:: GIVEN INSTRUCTION ::
Output the material beneath this task exactly, images excluded.
--- BEGIN INPUT FOR THIS TASK ---
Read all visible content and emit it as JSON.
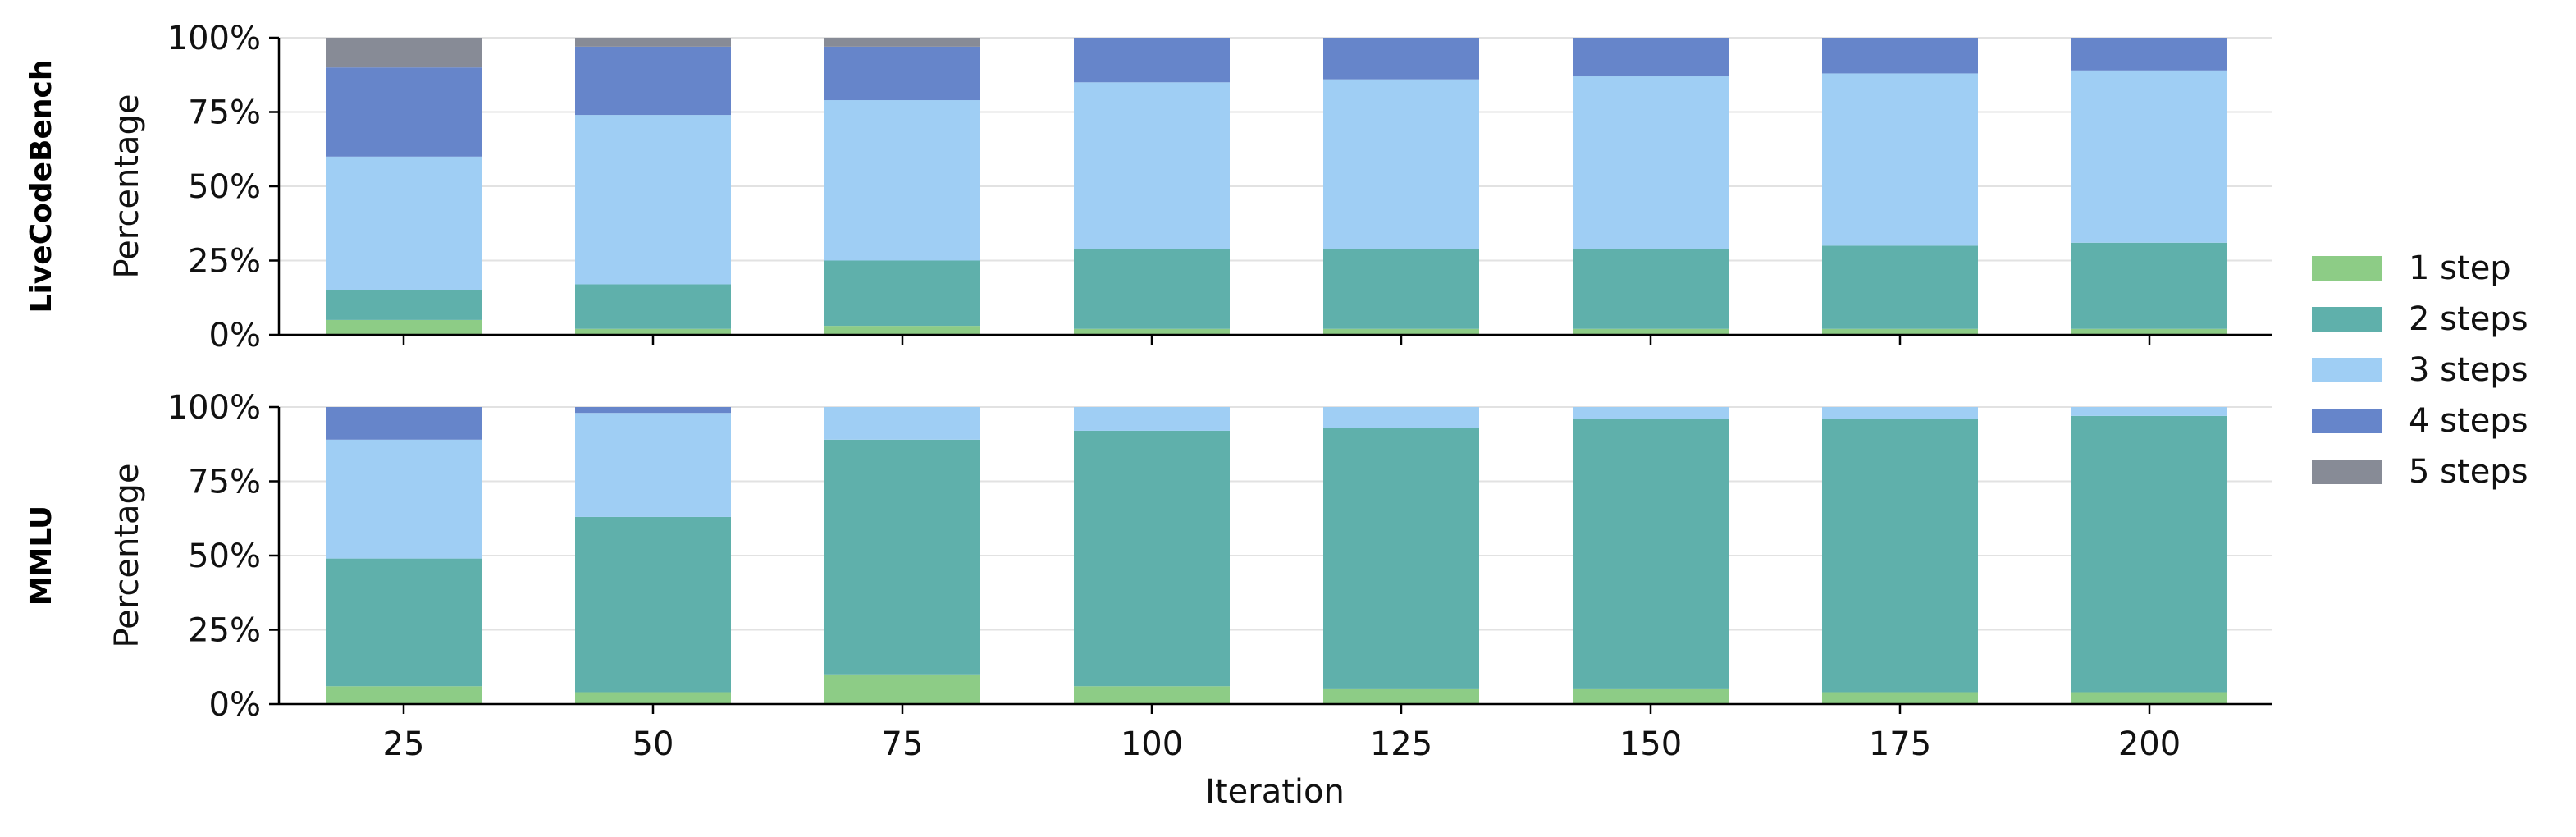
{
  "chart_data": {
    "type": "bar",
    "stacked": true,
    "xlabel": "Iteration",
    "x_ticks": [
      "25",
      "50",
      "75",
      "100",
      "125",
      "150",
      "175",
      "200"
    ],
    "y_ticks": [
      "0%",
      "25%",
      "50%",
      "75%",
      "100%"
    ],
    "ylim": [
      0,
      100
    ],
    "grid": "horizontal",
    "legend_placement": "right",
    "legend": [
      {
        "label": "1 step",
        "color": "#8dcc86"
      },
      {
        "label": "2 steps",
        "color": "#5fb0ab"
      },
      {
        "label": "3 steps",
        "color": "#9fcef4"
      },
      {
        "label": "4 steps",
        "color": "#6685ca"
      },
      {
        "label": "5 steps",
        "color": "#878b96"
      }
    ],
    "panels": [
      {
        "row_label": "LiveCodeBench",
        "ylabel": "Percentage",
        "series": [
          {
            "values": [
              5,
              2,
              3,
              2,
              2,
              2,
              2,
              2
            ]
          },
          {
            "values": [
              10,
              15,
              22,
              27,
              27,
              27,
              28,
              29
            ]
          },
          {
            "values": [
              45,
              57,
              54,
              56,
              57,
              58,
              58,
              58
            ]
          },
          {
            "values": [
              30,
              23,
              18,
              15,
              14,
              13,
              12,
              11
            ]
          },
          {
            "values": [
              10,
              3,
              3,
              0,
              0,
              0,
              0,
              0
            ]
          }
        ]
      },
      {
        "row_label": "MMLU",
        "ylabel": "Percentage",
        "series": [
          {
            "values": [
              6,
              4,
              10,
              6,
              5,
              5,
              4,
              4
            ]
          },
          {
            "values": [
              43,
              59,
              79,
              86,
              88,
              91,
              92,
              93
            ]
          },
          {
            "values": [
              40,
              35,
              11,
              8,
              7,
              4,
              4,
              3
            ]
          },
          {
            "values": [
              11,
              2,
              0,
              0,
              0,
              0,
              0,
              0
            ]
          },
          {
            "values": [
              0,
              0,
              0,
              0,
              0,
              0,
              0,
              0
            ]
          }
        ]
      }
    ]
  }
}
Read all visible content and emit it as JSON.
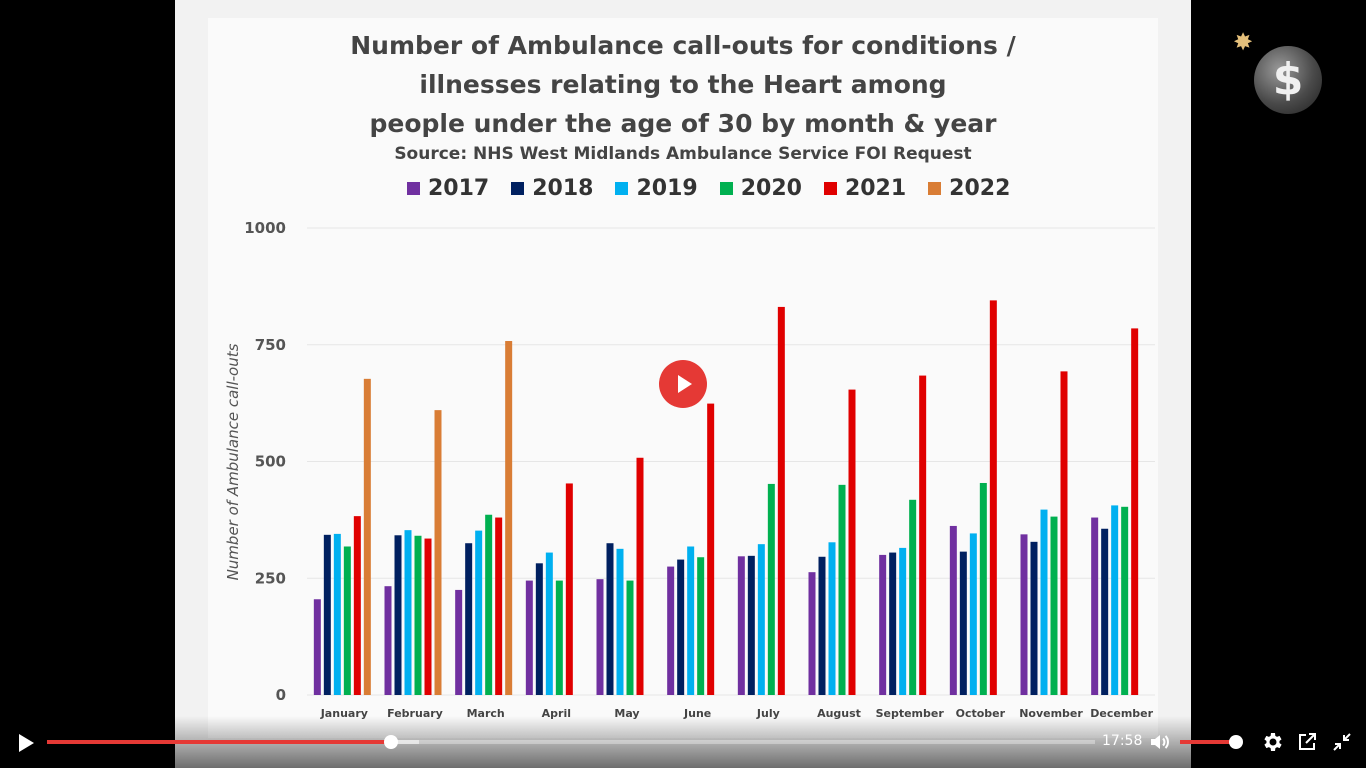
{
  "player": {
    "current_time": "17:58",
    "progress": 0.328,
    "buffered": 0.355,
    "volume": 0.9,
    "accent_color": "#e53935"
  },
  "controls": {
    "icons": [
      "play-icon",
      "volume-icon",
      "settings-gear-icon",
      "popout-icon",
      "exit-fullscreen-icon",
      "center-play-icon"
    ]
  },
  "logo": {
    "symbol": "$",
    "spark": "✸"
  },
  "chart_data": {
    "type": "bar",
    "title_lines": [
      "Number of Ambulance call-outs for conditions /",
      "illnesses relating to the Heart among",
      "people under the age of 30 by month & year"
    ],
    "subtitle": "Source: NHS West Midlands Ambulance Service FOI Request",
    "ylabel": "Number of Ambulance call-outs",
    "xlabel": "",
    "ylim": [
      0,
      1000
    ],
    "yticks": [
      0,
      250,
      500,
      750,
      1000
    ],
    "grid": true,
    "legend_position": "top",
    "categories": [
      "January",
      "February",
      "March",
      "April",
      "May",
      "June",
      "July",
      "August",
      "September",
      "October",
      "November",
      "December"
    ],
    "series": [
      {
        "name": "2017",
        "color": "#7030a0",
        "values": [
          205,
          233,
          225,
          245,
          248,
          275,
          297,
          263,
          300,
          362,
          344,
          380
        ]
      },
      {
        "name": "2018",
        "color": "#002060",
        "values": [
          343,
          342,
          325,
          282,
          325,
          290,
          298,
          296,
          305,
          307,
          328,
          356
        ]
      },
      {
        "name": "2019",
        "color": "#00b0f0",
        "values": [
          345,
          353,
          352,
          305,
          313,
          318,
          323,
          327,
          315,
          346,
          397,
          406
        ]
      },
      {
        "name": "2020",
        "color": "#00b050",
        "values": [
          318,
          341,
          386,
          245,
          245,
          295,
          452,
          450,
          418,
          454,
          382,
          403
        ]
      },
      {
        "name": "2021",
        "color": "#e00000",
        "values": [
          383,
          335,
          380,
          453,
          508,
          624,
          831,
          654,
          684,
          845,
          693,
          785
        ]
      },
      {
        "name": "2022",
        "color": "#d97d35",
        "values": [
          677,
          610,
          758,
          null,
          null,
          null,
          null,
          null,
          null,
          null,
          null,
          null
        ]
      }
    ]
  }
}
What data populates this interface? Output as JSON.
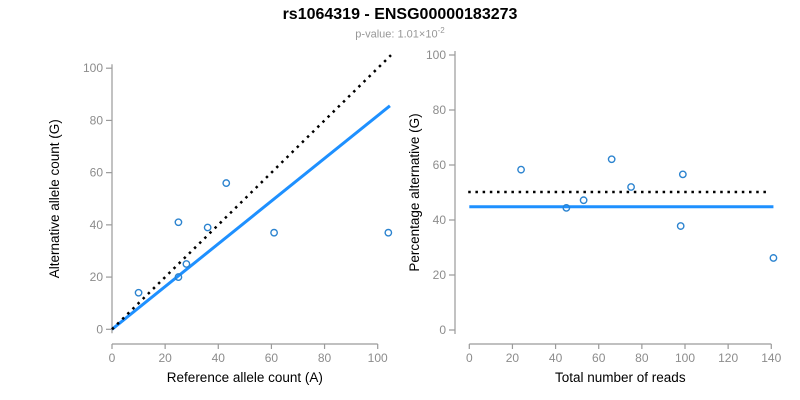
{
  "header": {
    "title": "rs1064319 - ENSG00000183273",
    "subtitle_text": "p-value: 1.01×10",
    "subtitle_exponent": "-2"
  },
  "colors": {
    "fit_line": "#1e90ff",
    "identity_line": "#000000",
    "point": "#2b83cf",
    "axis": "#9a9a9a",
    "tick_label": "#8c8c8c",
    "axis_title": "#000000",
    "subtitle": "#979797"
  },
  "chart_data": [
    {
      "type": "scatter",
      "name": "allele-counts",
      "xlabel": "Reference allele count (A)",
      "ylabel": "Alternative allele count (G)",
      "xlim": [
        0,
        105
      ],
      "ylim": [
        0,
        105
      ],
      "xticks": [
        0,
        20,
        40,
        60,
        80,
        100
      ],
      "yticks": [
        0,
        20,
        40,
        60,
        80,
        100
      ],
      "grid": false,
      "legend": "none",
      "points": [
        [
          10,
          14
        ],
        [
          25,
          20
        ],
        [
          25,
          41
        ],
        [
          28,
          25
        ],
        [
          36,
          39
        ],
        [
          43,
          56
        ],
        [
          61,
          37
        ],
        [
          104,
          37
        ]
      ],
      "lines": [
        {
          "name": "fitted-ratio",
          "style": "solid",
          "color": "#1e90ff",
          "x1": 0,
          "y1": 0,
          "x2": 104.6,
          "y2": 85.6
        },
        {
          "name": "identity",
          "style": "dotted",
          "color": "#000000",
          "x1": 0,
          "y1": 0,
          "x2": 105,
          "y2": 105
        }
      ]
    },
    {
      "type": "scatter",
      "name": "percentage-alternative",
      "xlabel": "Total number of reads",
      "ylabel": "Percentage alternative (G)",
      "xlim": [
        0,
        145
      ],
      "ylim": [
        0,
        100
      ],
      "xticks": [
        0,
        20,
        40,
        60,
        80,
        100,
        120,
        140
      ],
      "yticks": [
        0,
        20,
        40,
        60,
        80,
        100
      ],
      "grid": false,
      "legend": "none",
      "points": [
        [
          24,
          58.3
        ],
        [
          45,
          44.4
        ],
        [
          53,
          47.2
        ],
        [
          66,
          62.1
        ],
        [
          75,
          52
        ],
        [
          98,
          37.8
        ],
        [
          99,
          56.6
        ],
        [
          141,
          26.2
        ]
      ],
      "lines": [
        {
          "name": "fitted-percentage",
          "style": "solid",
          "color": "#1e90ff",
          "x1": 0,
          "y1": 44.8,
          "x2": 141,
          "y2": 44.8
        },
        {
          "name": "expected-50pct",
          "style": "dotted",
          "color": "#000000",
          "x1": -0.5,
          "y1": 50.2,
          "x2": 138.5,
          "y2": 50.2
        }
      ]
    }
  ]
}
--- END INPUT FOR THIS TASK ---
:: RESULT ::
Read all visible content and emit it as JSON.
{
  "chart_data": {
    "type": "bar",
    "stacked": true,
    "xlabel": "Iteration",
    "x_ticks": [
      "25",
      "50",
      "75",
      "100",
      "125",
      "150",
      "175",
      "200"
    ],
    "y_ticks": [
      "0%",
      "25%",
      "50%",
      "75%",
      "100%"
    ],
    "ylim": [
      0,
      100
    ],
    "grid": "horizontal",
    "legend_placement": "right",
    "legend": [
      {
        "label": "1 step",
        "color": "#8dcc86"
      },
      {
        "label": "2 steps",
        "color": "#5fb0ab"
      },
      {
        "label": "3 steps",
        "color": "#9fcef4"
      },
      {
        "label": "4 steps",
        "color": "#6685ca"
      },
      {
        "label": "5 steps",
        "color": "#878b96"
      }
    ],
    "panels": [
      {
        "row_label": "LiveCodeBench",
        "ylabel": "Percentage",
        "series": [
          {
            "values": [
              5,
              2,
              3,
              2,
              2,
              2,
              2,
              2
            ]
          },
          {
            "values": [
              10,
              15,
              22,
              27,
              27,
              27,
              28,
              29
            ]
          },
          {
            "values": [
              45,
              57,
              54,
              56,
              57,
              58,
              58,
              58
            ]
          },
          {
            "values": [
              30,
              23,
              18,
              15,
              14,
              13,
              12,
              11
            ]
          },
          {
            "values": [
              10,
              3,
              3,
              0,
              0,
              0,
              0,
              0
            ]
          }
        ]
      },
      {
        "row_label": "MMLU",
        "ylabel": "Percentage",
        "series": [
          {
            "values": [
              6,
              4,
              10,
              6,
              5,
              5,
              4,
              4
            ]
          },
          {
            "values": [
              43,
              59,
              79,
              86,
              88,
              91,
              92,
              93
            ]
          },
          {
            "values": [
              40,
              35,
              11,
              8,
              7,
              4,
              4,
              3
            ]
          },
          {
            "values": [
              11,
              2,
              0,
              0,
              0,
              0,
              0,
              0
            ]
          },
          {
            "values": [
              0,
              0,
              0,
              0,
              0,
              0,
              0,
              0
            ]
          }
        ]
      }
    ]
  }
}
Read all visible content and emit it as JSON.
{
  "player": {
    "current_time": "17:58",
    "progress": 0.328,
    "buffered": 0.355,
    "volume": 0.9,
    "accent_color": "#e53935"
  },
  "controls": {
    "icons": [
      "play-icon",
      "volume-icon",
      "settings-gear-icon",
      "popout-icon",
      "exit-fullscreen-icon",
      "center-play-icon"
    ]
  },
  "logo": {
    "symbol": "$",
    "spark": "✸"
  },
  "chart_data": {
    "type": "bar",
    "title_lines": [
      "Number of Ambulance call-outs for conditions /",
      "illnesses relating to the Heart among",
      "people under the age of 30 by month & year"
    ],
    "subtitle": "Source: NHS West Midlands Ambulance Service FOI Request",
    "ylabel": "Number of Ambulance call-outs",
    "xlabel": "",
    "ylim": [
      0,
      1000
    ],
    "yticks": [
      0,
      250,
      500,
      750,
      1000
    ],
    "grid": true,
    "legend_position": "top",
    "categories": [
      "January",
      "February",
      "March",
      "April",
      "May",
      "June",
      "July",
      "August",
      "September",
      "October",
      "November",
      "December"
    ],
    "series": [
      {
        "name": "2017",
        "color": "#7030a0",
        "values": [
          205,
          233,
          225,
          245,
          248,
          275,
          297,
          263,
          300,
          362,
          344,
          380
        ]
      },
      {
        "name": "2018",
        "color": "#002060",
        "values": [
          343,
          342,
          325,
          282,
          325,
          290,
          298,
          296,
          305,
          307,
          328,
          356
        ]
      },
      {
        "name": "2019",
        "color": "#00b0f0",
        "values": [
          345,
          353,
          352,
          305,
          313,
          318,
          323,
          327,
          315,
          346,
          397,
          406
        ]
      },
      {
        "name": "2020",
        "color": "#00b050",
        "values": [
          318,
          341,
          386,
          245,
          245,
          295,
          452,
          450,
          418,
          454,
          382,
          403
        ]
      },
      {
        "name": "2021",
        "color": "#e00000",
        "values": [
          383,
          335,
          380,
          453,
          508,
          624,
          831,
          654,
          684,
          845,
          693,
          785
        ]
      },
      {
        "name": "2022",
        "color": "#d97d35",
        "values": [
          677,
          610,
          758,
          null,
          null,
          null,
          null,
          null,
          null,
          null,
          null,
          null
        ]
      }
    ]
  }
}
What data populates this interface? Output as JSON.
{
  "header": {
    "title": "rs1064319 - ENSG00000183273",
    "subtitle_text": "p-value: 1.01×10",
    "subtitle_exponent": "-2"
  },
  "colors": {
    "fit_line": "#1e90ff",
    "identity_line": "#000000",
    "point": "#2b83cf",
    "axis": "#9a9a9a",
    "tick_label": "#8c8c8c",
    "axis_title": "#000000",
    "subtitle": "#979797"
  },
  "chart_data": [
    {
      "type": "scatter",
      "name": "allele-counts",
      "xlabel": "Reference allele count (A)",
      "ylabel": "Alternative allele count (G)",
      "xlim": [
        0,
        105
      ],
      "ylim": [
        0,
        105
      ],
      "xticks": [
        0,
        20,
        40,
        60,
        80,
        100
      ],
      "yticks": [
        0,
        20,
        40,
        60,
        80,
        100
      ],
      "grid": false,
      "legend": "none",
      "points": [
        [
          10,
          14
        ],
        [
          25,
          20
        ],
        [
          25,
          41
        ],
        [
          28,
          25
        ],
        [
          36,
          39
        ],
        [
          43,
          56
        ],
        [
          61,
          37
        ],
        [
          104,
          37
        ]
      ],
      "lines": [
        {
          "name": "fitted-ratio",
          "style": "solid",
          "color": "#1e90ff",
          "x1": 0,
          "y1": 0,
          "x2": 104.6,
          "y2": 85.6
        },
        {
          "name": "identity",
          "style": "dotted",
          "color": "#000000",
          "x1": 0,
          "y1": 0,
          "x2": 105,
          "y2": 105
        }
      ]
    },
    {
      "type": "scatter",
      "name": "percentage-alternative",
      "xlabel": "Total number of reads",
      "ylabel": "Percentage alternative (G)",
      "xlim": [
        0,
        145
      ],
      "ylim": [
        0,
        100
      ],
      "xticks": [
        0,
        20,
        40,
        60,
        80,
        100,
        120,
        140
      ],
      "yticks": [
        0,
        20,
        40,
        60,
        80,
        100
      ],
      "grid": false,
      "legend": "none",
      "points": [
        [
          24,
          58.3
        ],
        [
          45,
          44.4
        ],
        [
          53,
          47.2
        ],
        [
          66,
          62.1
        ],
        [
          75,
          52
        ],
        [
          98,
          37.8
        ],
        [
          99,
          56.6
        ],
        [
          141,
          26.2
        ]
      ],
      "lines": [
        {
          "name": "fitted-percentage",
          "style": "solid",
          "color": "#1e90ff",
          "x1": 0,
          "y1": 44.8,
          "x2": 141,
          "y2": 44.8
        },
        {
          "name": "expected-50pct",
          "style": "dotted",
          "color": "#000000",
          "x1": -0.5,
          "y1": 50.2,
          "x2": 138.5,
          "y2": 50.2
        }
      ]
    }
  ]
}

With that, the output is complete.